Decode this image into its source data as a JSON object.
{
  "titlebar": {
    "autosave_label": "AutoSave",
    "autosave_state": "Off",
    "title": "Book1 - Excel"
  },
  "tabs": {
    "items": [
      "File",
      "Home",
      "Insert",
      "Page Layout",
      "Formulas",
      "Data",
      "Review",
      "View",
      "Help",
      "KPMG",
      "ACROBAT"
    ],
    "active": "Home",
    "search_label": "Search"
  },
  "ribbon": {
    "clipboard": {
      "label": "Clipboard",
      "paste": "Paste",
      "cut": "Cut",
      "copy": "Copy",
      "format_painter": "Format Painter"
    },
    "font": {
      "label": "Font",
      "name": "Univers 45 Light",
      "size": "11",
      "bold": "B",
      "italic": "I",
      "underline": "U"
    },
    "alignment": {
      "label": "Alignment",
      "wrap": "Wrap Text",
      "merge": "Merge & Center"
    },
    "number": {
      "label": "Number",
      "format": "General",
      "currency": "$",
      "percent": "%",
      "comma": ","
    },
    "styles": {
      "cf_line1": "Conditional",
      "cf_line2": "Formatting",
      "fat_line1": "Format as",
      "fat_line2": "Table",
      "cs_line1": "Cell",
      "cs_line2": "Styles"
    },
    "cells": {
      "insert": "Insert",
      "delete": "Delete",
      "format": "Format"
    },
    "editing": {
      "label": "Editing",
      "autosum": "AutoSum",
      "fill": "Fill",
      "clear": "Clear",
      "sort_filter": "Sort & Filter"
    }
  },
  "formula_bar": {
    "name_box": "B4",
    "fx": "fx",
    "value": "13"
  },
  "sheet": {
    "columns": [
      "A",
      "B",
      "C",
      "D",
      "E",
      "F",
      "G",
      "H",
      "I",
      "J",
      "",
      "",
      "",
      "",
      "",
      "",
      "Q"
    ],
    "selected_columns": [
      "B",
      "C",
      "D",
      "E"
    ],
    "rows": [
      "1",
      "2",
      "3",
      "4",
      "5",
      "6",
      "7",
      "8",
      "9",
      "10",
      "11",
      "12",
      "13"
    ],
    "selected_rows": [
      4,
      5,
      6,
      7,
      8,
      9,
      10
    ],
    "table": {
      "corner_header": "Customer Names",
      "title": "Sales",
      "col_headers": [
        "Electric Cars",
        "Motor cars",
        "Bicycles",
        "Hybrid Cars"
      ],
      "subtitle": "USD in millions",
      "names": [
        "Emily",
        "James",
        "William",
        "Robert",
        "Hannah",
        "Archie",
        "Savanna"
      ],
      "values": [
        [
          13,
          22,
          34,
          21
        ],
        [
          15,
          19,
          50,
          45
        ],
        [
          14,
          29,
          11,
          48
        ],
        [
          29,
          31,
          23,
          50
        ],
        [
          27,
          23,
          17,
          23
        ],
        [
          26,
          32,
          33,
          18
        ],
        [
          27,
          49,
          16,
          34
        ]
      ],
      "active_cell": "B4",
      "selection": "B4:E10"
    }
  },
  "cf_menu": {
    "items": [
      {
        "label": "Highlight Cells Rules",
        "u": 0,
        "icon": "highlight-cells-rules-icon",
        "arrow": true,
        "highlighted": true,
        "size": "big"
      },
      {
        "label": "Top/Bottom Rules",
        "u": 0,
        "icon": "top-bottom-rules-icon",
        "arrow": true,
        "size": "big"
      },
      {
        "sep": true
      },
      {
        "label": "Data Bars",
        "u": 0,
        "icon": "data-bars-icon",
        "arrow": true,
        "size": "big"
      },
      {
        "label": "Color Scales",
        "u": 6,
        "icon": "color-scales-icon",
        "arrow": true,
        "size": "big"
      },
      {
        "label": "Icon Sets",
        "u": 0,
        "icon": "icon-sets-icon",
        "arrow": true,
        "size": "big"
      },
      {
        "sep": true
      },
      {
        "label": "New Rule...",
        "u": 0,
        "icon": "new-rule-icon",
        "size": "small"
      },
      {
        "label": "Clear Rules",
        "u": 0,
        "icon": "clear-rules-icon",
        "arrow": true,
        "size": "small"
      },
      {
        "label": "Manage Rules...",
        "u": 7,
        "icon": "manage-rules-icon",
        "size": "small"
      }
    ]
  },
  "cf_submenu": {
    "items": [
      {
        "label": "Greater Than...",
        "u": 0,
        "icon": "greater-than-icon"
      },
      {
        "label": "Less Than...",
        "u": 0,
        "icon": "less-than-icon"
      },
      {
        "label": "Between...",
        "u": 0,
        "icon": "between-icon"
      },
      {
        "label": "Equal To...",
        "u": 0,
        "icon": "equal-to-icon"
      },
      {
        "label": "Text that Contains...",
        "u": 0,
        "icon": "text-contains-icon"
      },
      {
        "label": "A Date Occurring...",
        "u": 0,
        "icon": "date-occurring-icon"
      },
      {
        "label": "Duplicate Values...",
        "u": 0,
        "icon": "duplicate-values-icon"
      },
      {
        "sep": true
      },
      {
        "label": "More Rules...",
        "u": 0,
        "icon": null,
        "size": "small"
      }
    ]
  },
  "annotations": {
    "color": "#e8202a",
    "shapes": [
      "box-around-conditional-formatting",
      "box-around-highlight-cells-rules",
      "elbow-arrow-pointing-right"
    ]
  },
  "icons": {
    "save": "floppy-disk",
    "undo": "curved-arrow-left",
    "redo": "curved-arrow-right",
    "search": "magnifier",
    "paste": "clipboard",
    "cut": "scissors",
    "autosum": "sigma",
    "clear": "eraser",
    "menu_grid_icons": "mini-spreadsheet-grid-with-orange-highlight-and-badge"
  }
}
■ ■ ■ ■
== What you need to do ==
Please reproduce the whole listing exactly, omitting no line.

== Result ==
Decode this image into its source data as a JSON object.
{
  "titlebar": {
    "autosave_label": "AutoSave",
    "autosave_state": "Off",
    "title": "Book1 - Excel"
  },
  "tabs": {
    "items": [
      "File",
      "Home",
      "Insert",
      "Page Layout",
      "Formulas",
      "Data",
      "Review",
      "View",
      "Help",
      "KPMG",
      "ACROBAT"
    ],
    "active": "Home",
    "search_label": "Search"
  },
  "ribbon": {
    "clipboard": {
      "label": "Clipboard",
      "paste": "Paste",
      "cut": "Cut",
      "copy": "Copy",
      "format_painter": "Format Painter"
    },
    "font": {
      "label": "Font",
      "name": "Univers 45 Light",
      "size": "11",
      "bold": "B",
      "italic": "I",
      "underline": "U"
    },
    "alignment": {
      "label": "Alignment",
      "wrap": "Wrap Text",
      "merge": "Merge & Center"
    },
    "number": {
      "label": "Number",
      "format": "General",
      "currency": "$",
      "percent": "%",
      "comma": ","
    },
    "styles": {
      "cf_line1": "Conditional",
      "cf_line2": "Formatting",
      "fat_line1": "Format as",
      "fat_line2": "Table",
      "cs_line1": "Cell",
      "cs_line2": "Styles"
    },
    "cells": {
      "insert": "Insert",
      "delete": "Delete",
      "format": "Format"
    },
    "editing": {
      "label": "Editing",
      "autosum": "AutoSum",
      "fill": "Fill",
      "clear": "Clear",
      "sort_filter": "Sort & Filter"
    }
  },
  "formula_bar": {
    "name_box": "B4",
    "fx": "fx",
    "value": "13"
  },
  "sheet": {
    "columns": [
      "A",
      "B",
      "C",
      "D",
      "E",
      "F",
      "G",
      "H",
      "I",
      "J",
      "",
      "",
      "",
      "",
      "",
      "",
      "Q"
    ],
    "selected_columns": [
      "B",
      "C",
      "D",
      "E"
    ],
    "rows": [
      "1",
      "2",
      "3",
      "4",
      "5",
      "6",
      "7",
      "8",
      "9",
      "10",
      "11",
      "12",
      "13"
    ],
    "selected_rows": [
      4,
      5,
      6,
      7,
      8,
      9,
      10
    ],
    "table": {
      "corner_header": "Customer Names",
      "title": "Sales",
      "col_headers": [
        "Electric Cars",
        "Motor cars",
        "Bicycles",
        "Hybrid Cars"
      ],
      "subtitle": "USD in millions",
      "names": [
        "Emily",
        "James",
        "William",
        "Robert",
        "Hannah",
        "Archie",
        "Savanna"
      ],
      "values": [
        [
          13,
          22,
          34,
          21
        ],
        [
          15,
          19,
          50,
          45
        ],
        [
          14,
          29,
          11,
          48
        ],
        [
          29,
          31,
          23,
          50
        ],
        [
          27,
          23,
          17,
          23
        ],
        [
          26,
          32,
          33,
          18
        ],
        [
          27,
          49,
          16,
          34
        ]
      ],
      "active_cell": "B4",
      "selection": "B4:E10"
    }
  },
  "cf_menu": {
    "items": [
      {
        "label": "Highlight Cells Rules",
        "u": 0,
        "icon": "highlight-cells-rules-icon",
        "arrow": true,
        "highlighted": true,
        "size": "big"
      },
      {
        "label": "Top/Bottom Rules",
        "u": 0,
        "icon": "top-bottom-rules-icon",
        "arrow": true,
        "size": "big"
      },
      {
        "sep": true
      },
      {
        "label": "Data Bars",
        "u": 0,
        "icon": "data-bars-icon",
        "arrow": true,
        "size": "big"
      },
      {
        "label": "Color Scales",
        "u": 6,
        "icon": "color-scales-icon",
        "arrow": true,
        "size": "big"
      },
      {
        "label": "Icon Sets",
        "u": 0,
        "icon": "icon-sets-icon",
        "arrow": true,
        "size": "big"
      },
      {
        "sep": true
      },
      {
        "label": "New Rule...",
        "u": 0,
        "icon": "new-rule-icon",
        "size": "small"
      },
      {
        "label": "Clear Rules",
        "u": 0,
        "icon": "clear-rules-icon",
        "arrow": true,
        "size": "small"
      },
      {
        "label": "Manage Rules...",
        "u": 7,
        "icon": "manage-rules-icon",
        "size": "small"
      }
    ]
  },
  "cf_submenu": {
    "items": [
      {
        "label": "Greater Than...",
        "u": 0,
        "icon": "greater-than-icon"
      },
      {
        "label": "Less Than...",
        "u": 0,
        "icon": "less-than-icon"
      },
      {
        "label": "Between...",
        "u": 0,
        "icon": "between-icon"
      },
      {
        "label": "Equal To...",
        "u": 0,
        "icon": "equal-to-icon"
      },
      {
        "label": "Text that Contains...",
        "u": 0,
        "icon": "text-contains-icon"
      },
      {
        "label": "A Date Occurring...",
        "u": 0,
        "icon": "date-occurring-icon"
      },
      {
        "label": "Duplicate Values...",
        "u": 0,
        "icon": "duplicate-values-icon"
      },
      {
        "sep": true
      },
      {
        "label": "More Rules...",
        "u": 0,
        "icon": null,
        "size": "small"
      }
    ]
  },
  "annotations": {
    "color": "#e8202a",
    "shapes": [
      "box-around-conditional-formatting",
      "box-around-highlight-cells-rules",
      "elbow-arrow-pointing-right"
    ]
  },
  "icons": {
    "save": "floppy-disk",
    "undo": "curved-arrow-left",
    "redo": "curved-arrow-right",
    "search": "magnifier",
    "paste": "clipboard",
    "cut": "scissors",
    "autosum": "sigma",
    "clear": "eraser",
    "menu_grid_icons": "mini-spreadsheet-grid-with-orange-highlight-and-badge"
  }
}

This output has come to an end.